EXERCISE DIRECTIONS — Omit the pictures, then write out every entry exactly as it reads.

=====

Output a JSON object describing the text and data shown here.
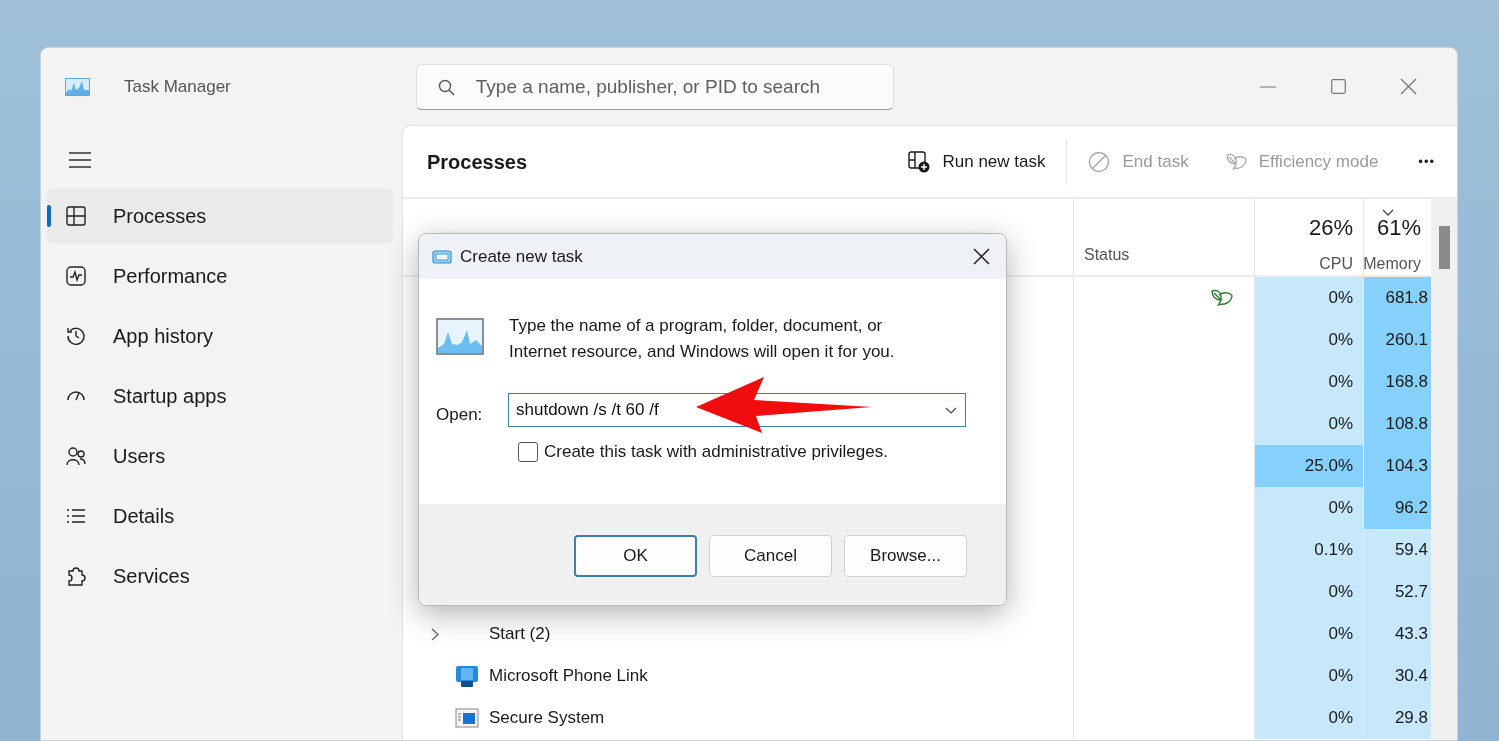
{
  "window": {
    "title": "Task Manager",
    "search_placeholder": "Type a name, publisher, or PID to search"
  },
  "sidebar": {
    "items": [
      {
        "label": "Processes",
        "selected": true
      },
      {
        "label": "Performance",
        "selected": false
      },
      {
        "label": "App history",
        "selected": false
      },
      {
        "label": "Startup apps",
        "selected": false
      },
      {
        "label": "Users",
        "selected": false
      },
      {
        "label": "Details",
        "selected": false
      },
      {
        "label": "Services",
        "selected": false
      }
    ]
  },
  "toolbar": {
    "title": "Processes",
    "actions": [
      {
        "label": "Run new task",
        "disabled": false
      },
      {
        "label": "End task",
        "disabled": true
      },
      {
        "label": "Efficiency mode",
        "disabled": true
      }
    ],
    "more": "•••"
  },
  "table": {
    "columns": [
      {
        "label": "Status"
      },
      {
        "label": "CPU",
        "total": "26%",
        "sorted": false
      },
      {
        "label": "Memory",
        "total": "61%",
        "sorted": true
      }
    ],
    "rows": [
      {
        "efficiency_mode": true,
        "cpu": "0%",
        "cpu_high": false,
        "memory": "681.8",
        "memory_high": true
      },
      {
        "efficiency_mode": false,
        "cpu": "0%",
        "cpu_high": false,
        "memory": "260.1",
        "memory_high": true
      },
      {
        "efficiency_mode": false,
        "cpu": "0%",
        "cpu_high": false,
        "memory": "168.8",
        "memory_high": true
      },
      {
        "efficiency_mode": false,
        "cpu": "0%",
        "cpu_high": false,
        "memory": "108.8",
        "memory_high": true
      },
      {
        "efficiency_mode": false,
        "cpu": "25.0%",
        "cpu_high": true,
        "memory": "104.3",
        "memory_high": true
      },
      {
        "efficiency_mode": false,
        "cpu": "0%",
        "cpu_high": false,
        "memory": "96.2",
        "memory_high": true
      },
      {
        "efficiency_mode": false,
        "cpu": "0.1%",
        "cpu_high": false,
        "memory": "59.4",
        "memory_high": false
      },
      {
        "efficiency_mode": false,
        "cpu": "0%",
        "cpu_high": false,
        "memory": "52.7",
        "memory_high": false
      },
      {
        "name": "Start (2)",
        "kind": "group",
        "expandable": true,
        "efficiency_mode": false,
        "cpu": "0%",
        "cpu_high": false,
        "memory": "43.3",
        "memory_high": false
      },
      {
        "name": "Microsoft Phone Link",
        "kind": "app",
        "expandable": false,
        "efficiency_mode": false,
        "cpu": "0%",
        "cpu_high": false,
        "memory": "30.4",
        "memory_high": false
      },
      {
        "name": "Secure System",
        "kind": "system",
        "expandable": false,
        "efficiency_mode": false,
        "cpu": "0%",
        "cpu_high": false,
        "memory": "29.8",
        "memory_high": false
      }
    ]
  },
  "dialog": {
    "title": "Create new task",
    "message": "Type the name of a program, folder, document, or Internet resource, and Windows will open it for you.",
    "open_label": "Open:",
    "open_value": "shutdown /s /t 60 /f",
    "admin_checkbox": {
      "label": "Create this task with administrative privileges.",
      "checked": false
    },
    "buttons": [
      {
        "label": "OK",
        "default": true
      },
      {
        "label": "Cancel",
        "default": false
      },
      {
        "label": "Browse...",
        "default": false
      }
    ]
  }
}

=====

THE REPLY —
Output a JSON object describing the text and data shown here.
{
  "window": {
    "title": "Task Manager",
    "search_placeholder": "Type a name, publisher, or PID to search"
  },
  "sidebar": {
    "items": [
      {
        "label": "Processes",
        "selected": true
      },
      {
        "label": "Performance",
        "selected": false
      },
      {
        "label": "App history",
        "selected": false
      },
      {
        "label": "Startup apps",
        "selected": false
      },
      {
        "label": "Users",
        "selected": false
      },
      {
        "label": "Details",
        "selected": false
      },
      {
        "label": "Services",
        "selected": false
      }
    ]
  },
  "toolbar": {
    "title": "Processes",
    "actions": [
      {
        "label": "Run new task",
        "disabled": false
      },
      {
        "label": "End task",
        "disabled": true
      },
      {
        "label": "Efficiency mode",
        "disabled": true
      }
    ],
    "more": "•••"
  },
  "table": {
    "columns": [
      {
        "label": "Status"
      },
      {
        "label": "CPU",
        "total": "26%",
        "sorted": false
      },
      {
        "label": "Memory",
        "total": "61%",
        "sorted": true
      }
    ],
    "rows": [
      {
        "efficiency_mode": true,
        "cpu": "0%",
        "cpu_high": false,
        "memory": "681.8",
        "memory_high": true
      },
      {
        "efficiency_mode": false,
        "cpu": "0%",
        "cpu_high": false,
        "memory": "260.1",
        "memory_high": true
      },
      {
        "efficiency_mode": false,
        "cpu": "0%",
        "cpu_high": false,
        "memory": "168.8",
        "memory_high": true
      },
      {
        "efficiency_mode": false,
        "cpu": "0%",
        "cpu_high": false,
        "memory": "108.8",
        "memory_high": true
      },
      {
        "efficiency_mode": false,
        "cpu": "25.0%",
        "cpu_high": true,
        "memory": "104.3",
        "memory_high": true
      },
      {
        "efficiency_mode": false,
        "cpu": "0%",
        "cpu_high": false,
        "memory": "96.2",
        "memory_high": true
      },
      {
        "efficiency_mode": false,
        "cpu": "0.1%",
        "cpu_high": false,
        "memory": "59.4",
        "memory_high": false
      },
      {
        "efficiency_mode": false,
        "cpu": "0%",
        "cpu_high": false,
        "memory": "52.7",
        "memory_high": false
      },
      {
        "name": "Start (2)",
        "kind": "group",
        "expandable": true,
        "efficiency_mode": false,
        "cpu": "0%",
        "cpu_high": false,
        "memory": "43.3",
        "memory_high": false
      },
      {
        "name": "Microsoft Phone Link",
        "kind": "app",
        "expandable": false,
        "efficiency_mode": false,
        "cpu": "0%",
        "cpu_high": false,
        "memory": "30.4",
        "memory_high": false
      },
      {
        "name": "Secure System",
        "kind": "system",
        "expandable": false,
        "efficiency_mode": false,
        "cpu": "0%",
        "cpu_high": false,
        "memory": "29.8",
        "memory_high": false
      }
    ]
  },
  "dialog": {
    "title": "Create new task",
    "message": "Type the name of a program, folder, document, or Internet resource, and Windows will open it for you.",
    "open_label": "Open:",
    "open_value": "shutdown /s /t 60 /f",
    "admin_checkbox": {
      "label": "Create this task with administrative privileges.",
      "checked": false
    },
    "buttons": [
      {
        "label": "OK",
        "default": true
      },
      {
        "label": "Cancel",
        "default": false
      },
      {
        "label": "Browse...",
        "default": false
      }
    ]
  }
}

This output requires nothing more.